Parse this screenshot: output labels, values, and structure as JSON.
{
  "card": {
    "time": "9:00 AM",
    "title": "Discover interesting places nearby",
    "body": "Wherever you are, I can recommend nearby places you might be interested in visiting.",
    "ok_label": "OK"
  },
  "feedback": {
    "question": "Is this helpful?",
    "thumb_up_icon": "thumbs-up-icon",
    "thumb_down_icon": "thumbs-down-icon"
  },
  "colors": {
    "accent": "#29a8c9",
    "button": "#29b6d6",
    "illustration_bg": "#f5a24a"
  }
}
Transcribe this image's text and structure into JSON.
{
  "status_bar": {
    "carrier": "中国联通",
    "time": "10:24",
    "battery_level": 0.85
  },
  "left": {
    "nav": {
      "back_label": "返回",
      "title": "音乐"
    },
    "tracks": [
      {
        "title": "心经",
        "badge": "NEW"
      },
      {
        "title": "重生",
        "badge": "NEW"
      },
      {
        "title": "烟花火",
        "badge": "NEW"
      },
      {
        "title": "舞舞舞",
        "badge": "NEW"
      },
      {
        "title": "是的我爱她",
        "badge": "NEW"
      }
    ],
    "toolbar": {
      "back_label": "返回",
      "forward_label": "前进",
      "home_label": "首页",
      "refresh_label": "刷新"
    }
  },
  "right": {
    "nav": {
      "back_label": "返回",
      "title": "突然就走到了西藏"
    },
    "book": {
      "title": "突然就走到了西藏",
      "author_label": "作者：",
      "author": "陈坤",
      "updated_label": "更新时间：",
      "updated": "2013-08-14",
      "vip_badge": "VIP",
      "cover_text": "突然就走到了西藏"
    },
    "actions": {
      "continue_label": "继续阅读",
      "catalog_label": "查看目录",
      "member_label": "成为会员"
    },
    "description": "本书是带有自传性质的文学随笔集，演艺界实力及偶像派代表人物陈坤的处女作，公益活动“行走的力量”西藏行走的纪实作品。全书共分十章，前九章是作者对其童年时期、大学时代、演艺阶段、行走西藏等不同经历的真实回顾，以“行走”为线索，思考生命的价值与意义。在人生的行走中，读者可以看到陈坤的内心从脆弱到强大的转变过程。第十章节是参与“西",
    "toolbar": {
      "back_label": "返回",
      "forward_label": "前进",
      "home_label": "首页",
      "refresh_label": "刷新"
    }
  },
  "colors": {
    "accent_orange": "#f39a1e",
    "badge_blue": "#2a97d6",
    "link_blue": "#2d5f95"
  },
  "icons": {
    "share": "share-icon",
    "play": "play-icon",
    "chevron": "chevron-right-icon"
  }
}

**THE EXERCISE**
Extract all of the material exactly as it is written.

**ANSWER TO THIS PROBLEM**
Parse this screenshot: output labels, values, and structure as JSON.
{
  "card": {
    "time": "9:00 AM",
    "title": "Discover interesting places nearby",
    "body": "Wherever you are, I can recommend nearby places you might be interested in visiting.",
    "ok_label": "OK"
  },
  "feedback": {
    "question": "Is this helpful?",
    "thumb_up_icon": "thumbs-up-icon",
    "thumb_down_icon": "thumbs-down-icon"
  },
  "colors": {
    "accent": "#29a8c9",
    "button": "#29b6d6",
    "illustration_bg": "#f5a24a"
  }
}
Transcribe this image's text and structure into JSON.
{
  "status_bar": {
    "carrier": "中国联通",
    "time": "10:24",
    "battery_level": 0.85
  },
  "left": {
    "nav": {
      "back_label": "返回",
      "title": "音乐"
    },
    "tracks": [
      {
        "title": "心经",
        "badge": "NEW"
      },
      {
        "title": "重生",
        "badge": "NEW"
      },
      {
        "title": "烟花火",
        "badge": "NEW"
      },
      {
        "title": "舞舞舞",
        "badge": "NEW"
      },
      {
        "title": "是的我爱她",
        "badge": "NEW"
      }
    ],
    "toolbar": {
      "back_label": "返回",
      "forward_label": "前进",
      "home_label": "首页",
      "refresh_label": "刷新"
    }
  },
  "right": {
    "nav": {
      "back_label": "返回",
      "title": "突然就走到了西藏"
    },
    "book": {
      "title": "突然就走到了西藏",
      "author_label": "作者：",
      "author": "陈坤",
      "updated_label": "更新时间：",
      "updated": "2013-08-14",
      "vip_badge": "VIP",
      "cover_text": "突然就走到了西藏"
    },
    "actions": {
      "continue_label": "继续阅读",
      "catalog_label": "查看目录",
      "member_label": "成为会员"
    },
    "description": "本书是带有自传性质的文学随笔集，演艺界实力及偶像派代表人物陈坤的处女作，公益活动“行走的力量”西藏行走的纪实作品。全书共分十章，前九章是作者对其童年时期、大学时代、演艺阶段、行走西藏等不同经历的真实回顾，以“行走”为线索，思考生命的价值与意义。在人生的行走中，读者可以看到陈坤的内心从脆弱到强大的转变过程。第十章节是参与“西",
    "toolbar": {
      "back_label": "返回",
      "forward_label": "前进",
      "home_label": "首页",
      "refresh_label": "刷新"
    }
  },
  "colors": {
    "accent_orange": "#f39a1e",
    "badge_blue": "#2a97d6",
    "link_blue": "#2d5f95"
  },
  "icons": {
    "share": "share-icon",
    "play": "play-icon",
    "chevron": "chevron-right-icon"
  }
}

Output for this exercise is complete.